◆ THE TASK ◆
Repeat all of the material below exactly as written, images excluded.

◆ DATA SECTION ◆
◆ ◆ ◆ ◆
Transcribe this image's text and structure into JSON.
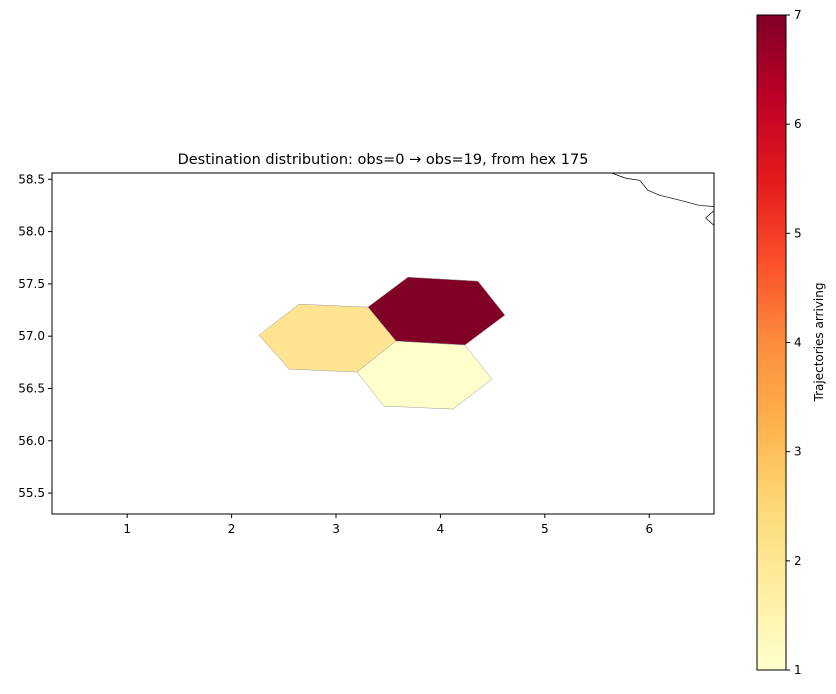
{
  "chart_data": {
    "type": "map",
    "title": "Destination distribution: obs=0 → obs=19, from hex 175",
    "xlim": [
      0.28,
      6.62
    ],
    "ylim": [
      55.3,
      58.56
    ],
    "xticks": [
      1,
      2,
      3,
      4,
      5,
      6
    ],
    "yticks": [
      55.5,
      56.0,
      56.5,
      57.0,
      57.5,
      58.0,
      58.5
    ],
    "ytick_labels": [
      "55.5",
      "56.0",
      "56.5",
      "57.0",
      "57.5",
      "58.0",
      "58.5"
    ],
    "hexes": [
      {
        "value": 7,
        "color": "#800026",
        "vertices": [
          [
            3.306,
            57.278
          ],
          [
            3.689,
            57.564
          ],
          [
            4.359,
            57.526
          ],
          [
            4.617,
            57.201
          ],
          [
            4.234,
            56.915
          ],
          [
            3.574,
            56.953
          ]
        ]
      },
      {
        "value": 2,
        "color": "#fee391",
        "vertices": [
          [
            2.263,
            57.01
          ],
          [
            2.646,
            57.306
          ],
          [
            3.306,
            57.278
          ],
          [
            3.574,
            56.953
          ],
          [
            3.201,
            56.657
          ],
          [
            2.55,
            56.685
          ]
        ]
      },
      {
        "value": 1,
        "color": "#ffffcc",
        "vertices": [
          [
            3.201,
            56.657
          ],
          [
            3.574,
            56.953
          ],
          [
            4.234,
            56.915
          ],
          [
            4.493,
            56.59
          ],
          [
            4.12,
            56.303
          ],
          [
            3.459,
            56.332
          ]
        ]
      }
    ],
    "coastlines": [
      [
        [
          5.641,
          58.56
        ],
        [
          5.775,
          58.51
        ],
        [
          5.909,
          58.49
        ],
        [
          5.986,
          58.395
        ],
        [
          6.1,
          58.347
        ],
        [
          6.292,
          58.3
        ],
        [
          6.483,
          58.25
        ],
        [
          6.62,
          58.24
        ]
      ],
      [
        [
          6.62,
          58.2
        ],
        [
          6.54,
          58.13
        ],
        [
          6.62,
          58.06
        ]
      ]
    ],
    "colorbar": {
      "label": "Trajectories arriving",
      "min": 1,
      "max": 7,
      "ticks": [
        1,
        2,
        3,
        4,
        5,
        6,
        7
      ],
      "colormap": [
        "#ffffcc",
        "#ffeda0",
        "#fed976",
        "#feb24c",
        "#fd8d3c",
        "#fc4e2a",
        "#e31a1c",
        "#bd0026",
        "#800026"
      ]
    }
  }
}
◆ ◆ ◆ ◆
◆ RESULT ◆
Transcribe this image's text and structure into JSON.
{
  "chart_data": {
    "type": "map",
    "title": "Destination distribution: obs=0 → obs=19, from hex 175",
    "xlim": [
      0.28,
      6.62
    ],
    "ylim": [
      55.3,
      58.56
    ],
    "xticks": [
      1,
      2,
      3,
      4,
      5,
      6
    ],
    "yticks": [
      55.5,
      56.0,
      56.5,
      57.0,
      57.5,
      58.0,
      58.5
    ],
    "ytick_labels": [
      "55.5",
      "56.0",
      "56.5",
      "57.0",
      "57.5",
      "58.0",
      "58.5"
    ],
    "hexes": [
      {
        "value": 7,
        "color": "#800026",
        "vertices": [
          [
            3.306,
            57.278
          ],
          [
            3.689,
            57.564
          ],
          [
            4.359,
            57.526
          ],
          [
            4.617,
            57.201
          ],
          [
            4.234,
            56.915
          ],
          [
            3.574,
            56.953
          ]
        ]
      },
      {
        "value": 2,
        "color": "#fee391",
        "vertices": [
          [
            2.263,
            57.01
          ],
          [
            2.646,
            57.306
          ],
          [
            3.306,
            57.278
          ],
          [
            3.574,
            56.953
          ],
          [
            3.201,
            56.657
          ],
          [
            2.55,
            56.685
          ]
        ]
      },
      {
        "value": 1,
        "color": "#ffffcc",
        "vertices": [
          [
            3.201,
            56.657
          ],
          [
            3.574,
            56.953
          ],
          [
            4.234,
            56.915
          ],
          [
            4.493,
            56.59
          ],
          [
            4.12,
            56.303
          ],
          [
            3.459,
            56.332
          ]
        ]
      }
    ],
    "coastlines": [
      [
        [
          5.641,
          58.56
        ],
        [
          5.775,
          58.51
        ],
        [
          5.909,
          58.49
        ],
        [
          5.986,
          58.395
        ],
        [
          6.1,
          58.347
        ],
        [
          6.292,
          58.3
        ],
        [
          6.483,
          58.25
        ],
        [
          6.62,
          58.24
        ]
      ],
      [
        [
          6.62,
          58.2
        ],
        [
          6.54,
          58.13
        ],
        [
          6.62,
          58.06
        ]
      ]
    ],
    "colorbar": {
      "label": "Trajectories arriving",
      "min": 1,
      "max": 7,
      "ticks": [
        1,
        2,
        3,
        4,
        5,
        6,
        7
      ],
      "colormap": [
        "#ffffcc",
        "#ffeda0",
        "#fed976",
        "#feb24c",
        "#fd8d3c",
        "#fc4e2a",
        "#e31a1c",
        "#bd0026",
        "#800026"
      ]
    }
  }
}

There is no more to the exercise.